» **STATED EXERCISE**
Reproduce the lines of the rows from the one containing "console-line: [ OK ] Stopped Remount" through the one containing "console-text: Stopped xyxy=(107,294,176,309)", both included.

Element position data:

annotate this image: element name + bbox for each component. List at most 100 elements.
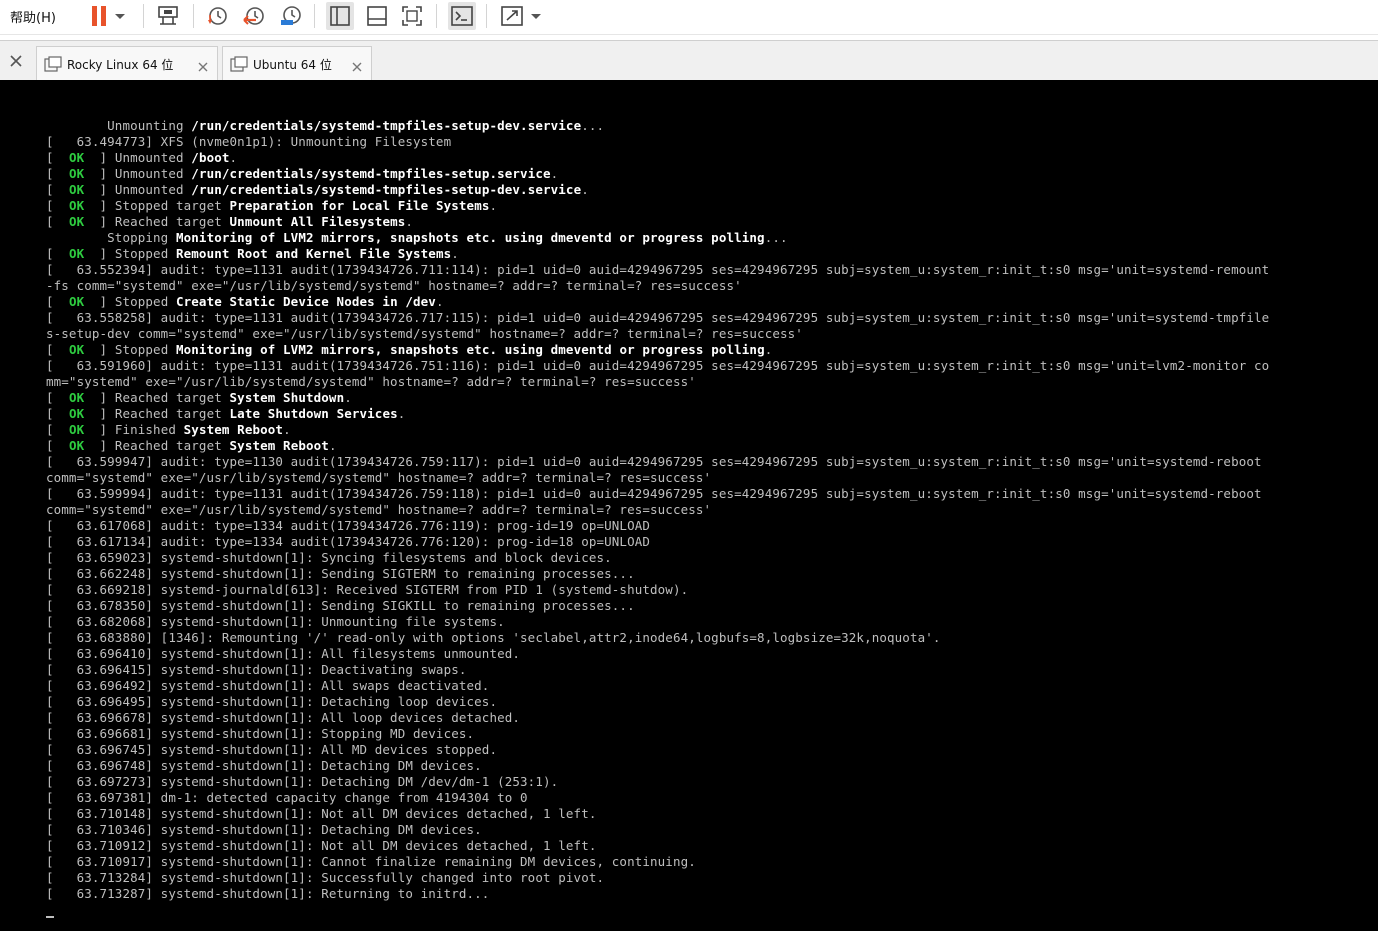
console-line: [ OK ] Stopped Remount Root and Kernel F… xyxy=(46,246,459,261)
vm-tabbar: Rocky Linux 64 位 Ubuntu 64 位 xyxy=(0,40,1378,81)
console-line: [ 63.617068] audit: type=1334 audit(1739… xyxy=(46,518,1269,534)
console-text: Stopped xyxy=(107,246,176,261)
console-text: [ 63.683880] [1346]: Remounting '/' read… xyxy=(46,630,941,645)
ok-status: OK xyxy=(53,342,100,357)
console-line: [ 63.710148] systemd-shutdown[1]: Not al… xyxy=(46,806,1269,822)
console-text: Stopped xyxy=(107,294,176,309)
ok-status: OK xyxy=(53,246,100,261)
console-highlight: /run/credentials/systemd-tmpfiles-setup.… xyxy=(191,166,551,181)
ok-status: OK xyxy=(53,438,100,453)
console-text: . xyxy=(451,246,459,261)
console-text: [ 63.696495] systemd-shutdown[1]: Detach… xyxy=(46,694,498,709)
console-text: Stopped xyxy=(107,342,176,357)
fullscreen-icon[interactable] xyxy=(398,2,426,30)
console-text: Unmounting xyxy=(46,118,192,133)
console-text: [ 63.697273] systemd-shutdown[1]: Detach… xyxy=(46,774,559,789)
tab-label: Ubuntu 64 位 xyxy=(253,58,332,72)
console-line: [ 63.662248] systemd-shutdown[1]: Sendin… xyxy=(46,566,1269,582)
console-text: . xyxy=(397,406,406,421)
console-line: mm="systemd" exe="/usr/lib/systemd/syste… xyxy=(46,374,1269,390)
console-line: [ OK ] Unmounted /run/credentials/system… xyxy=(46,182,589,197)
console-line: [ 63.710912] systemd-shutdown[1]: Not al… xyxy=(46,838,1269,854)
console-text: [ 63.697381] dm-1: detected capacity cha… xyxy=(46,790,528,805)
console-line: [ OK ] Unmounted /boot. xyxy=(46,150,238,165)
console-text: [ 63.678350] systemd-shutdown[1]: Sendin… xyxy=(46,598,635,613)
console-line: [ 63.678350] systemd-shutdown[1]: Sendin… xyxy=(46,598,1269,614)
console-line: [ 63.494773] XFS (nvme0n1p1): Unmounting… xyxy=(46,134,1269,150)
vm-toolbar: 帮助(H) xyxy=(0,0,1378,35)
console-line: [ 63.599994] audit: type=1131 audit(1739… xyxy=(46,486,1269,502)
console-text: s-setup-dev comm="systemd" exe="/usr/lib… xyxy=(46,326,803,341)
console-text: [ 63.696492] systemd-shutdown[1]: All sw… xyxy=(46,678,490,693)
tab-ubuntu[interactable]: Ubuntu 64 位 xyxy=(222,46,372,81)
console-text: [ 63.599947] audit: type=1130 audit(1739… xyxy=(46,454,1262,469)
console-text: . xyxy=(229,150,238,165)
hide-tabs-icon[interactable] xyxy=(363,2,391,30)
console-line: comm="systemd" exe="/usr/lib/systemd/sys… xyxy=(46,502,1269,518)
console-text: Reached target xyxy=(107,438,230,453)
text-cursor xyxy=(46,916,54,918)
snapshot-icon[interactable] xyxy=(203,2,231,30)
console-text: [ 63.558258] audit: type=1131 audit(1739… xyxy=(46,310,1270,325)
dropdown-arrow-icon[interactable] xyxy=(112,2,128,30)
console-text: [ 63.669218] systemd-journald[613]: Rece… xyxy=(46,582,689,597)
ok-status: OK xyxy=(53,406,100,421)
console-line: [ 63.697381] dm-1: detected capacity cha… xyxy=(46,790,1269,806)
console-text: Unmounted xyxy=(107,182,192,197)
console-text: [ 63.713287] systemd-shutdown[1]: Return… xyxy=(46,886,490,901)
console-text: [ 63.696415] systemd-shutdown[1]: Deacti… xyxy=(46,662,467,677)
console-line: [ 63.696495] systemd-shutdown[1]: Detach… xyxy=(46,694,1269,710)
console-text: [ 63.713284] systemd-shutdown[1]: Succes… xyxy=(46,870,605,885)
console-line: [ 63.599947] audit: type=1130 audit(1739… xyxy=(46,454,1269,470)
close-icon[interactable] xyxy=(197,58,209,72)
console-highlight: /boot xyxy=(191,150,230,165)
vm-console[interactable]: Unmounting /run/credentials/systemd-tmpf… xyxy=(0,80,1378,931)
revert-snapshot-icon[interactable] xyxy=(240,2,268,30)
console-line: [ 63.552394] audit: type=1131 audit(1739… xyxy=(46,262,1269,278)
console-line: Unmounting /run/credentials/systemd-tmpf… xyxy=(46,118,1269,134)
console-line: [ 63.591960] audit: type=1131 audit(1739… xyxy=(46,358,1269,374)
pause-icon[interactable] xyxy=(86,2,114,30)
console-line: [ OK ] Reached target Unmount All Filesy… xyxy=(46,214,414,229)
console-view-icon[interactable] xyxy=(448,2,476,30)
console-text: [ 63.662248] systemd-shutdown[1]: Sendin… xyxy=(46,566,635,581)
stretch-dropdown-icon[interactable] xyxy=(528,2,544,30)
console-line: -fs comm="systemd" exe="/usr/lib/systemd… xyxy=(46,278,1269,294)
console-text: . xyxy=(435,294,444,309)
console-text: Reached target xyxy=(107,406,230,421)
library-icon[interactable] xyxy=(326,2,354,30)
snapshot-manager-icon[interactable] xyxy=(277,2,305,30)
console-highlight: Create Static Device Nodes in /dev xyxy=(176,294,436,309)
toolbar-divider xyxy=(436,4,437,28)
ok-status: OK xyxy=(53,182,100,197)
console-line: s-setup-dev comm="systemd" exe="/usr/lib… xyxy=(46,326,1269,342)
console-highlight: Monitoring of LVM2 mirrors, snapshots et… xyxy=(176,342,765,357)
console-line: [ 63.682068] systemd-shutdown[1]: Unmoun… xyxy=(46,614,1269,630)
close-icon[interactable] xyxy=(8,53,24,69)
console-line: Stopping Monitoring of LVM2 mirrors, sna… xyxy=(46,230,1269,246)
tab-label: Rocky Linux 64 位 xyxy=(67,58,174,72)
console-line: [ 63.696492] systemd-shutdown[1]: All sw… xyxy=(46,678,1269,694)
console-text: [ 63.696681] systemd-shutdown[1]: Stoppi… xyxy=(46,726,475,741)
console-line: [ OK ] Stopped target Preparation for Lo… xyxy=(46,198,498,213)
close-icon[interactable] xyxy=(351,58,363,72)
console-line: [ 63.696678] systemd-shutdown[1]: All lo… xyxy=(46,710,1269,726)
console-line: [ 63.696748] systemd-shutdown[1]: Detach… xyxy=(46,758,1269,774)
console-text: [ 63.682068] systemd-shutdown[1]: Unmoun… xyxy=(46,614,505,629)
send-keys-icon[interactable] xyxy=(154,2,182,30)
console-text: [ 63.696410] systemd-shutdown[1]: All fi… xyxy=(46,646,521,661)
console-line: [ 63.696745] systemd-shutdown[1]: All MD… xyxy=(46,742,1269,758)
stretch-icon[interactable] xyxy=(498,2,526,30)
toolbar-divider xyxy=(193,4,194,28)
tab-rocky-linux[interactable]: Rocky Linux 64 位 xyxy=(36,46,218,81)
ok-status: OK xyxy=(53,166,100,181)
console-text: [ 63.591960] audit: type=1131 audit(1739… xyxy=(46,358,1270,373)
console-line: [ 63.669218] systemd-journald[613]: Rece… xyxy=(46,582,1269,598)
console-line: [ OK ] Stopped Monitoring of LVM2 mirror… xyxy=(46,342,773,357)
console-text: [ 63.710148] systemd-shutdown[1]: Not al… xyxy=(46,806,597,821)
help-menu[interactable]: 帮助(H) xyxy=(10,7,56,26)
console-text: [ 63.710917] systemd-shutdown[1]: Cannot… xyxy=(46,854,696,869)
console-line: [ OK ] Reached target System Reboot. xyxy=(46,438,337,453)
console-text: mm="systemd" exe="/usr/lib/systemd/syste… xyxy=(46,374,696,389)
console-text: [ 63.552394] audit: type=1131 audit(1739… xyxy=(46,262,1270,277)
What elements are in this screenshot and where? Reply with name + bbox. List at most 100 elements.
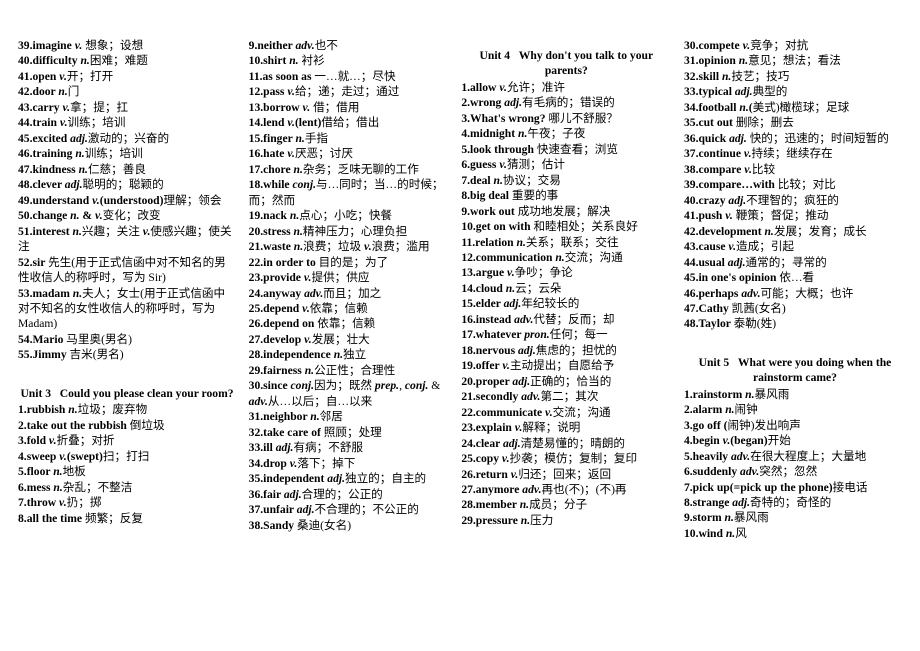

» **ANSWER TO THIS TASK**
console-line: [ OK ] Stopped Remount Root and Kernel F… xyxy=(46,246,459,261)
vm-tabbar: Rocky Linux 64 位 Ubuntu 64 位 xyxy=(0,40,1378,81)
console-line: [ 63.617068] audit: type=1334 audit(1739… xyxy=(46,518,1269,534)
console-text: Stopped xyxy=(107,246,176,261)
console-text: [ 63.683880] [1346]: Remounting '/' read… xyxy=(46,630,941,645)
ok-status: OK xyxy=(53,342,100,357)
console-line: [ 63.710148] systemd-shutdown[1]: Not al… xyxy=(46,806,1269,822)
console-text: Stopped xyxy=(107,294,176,309)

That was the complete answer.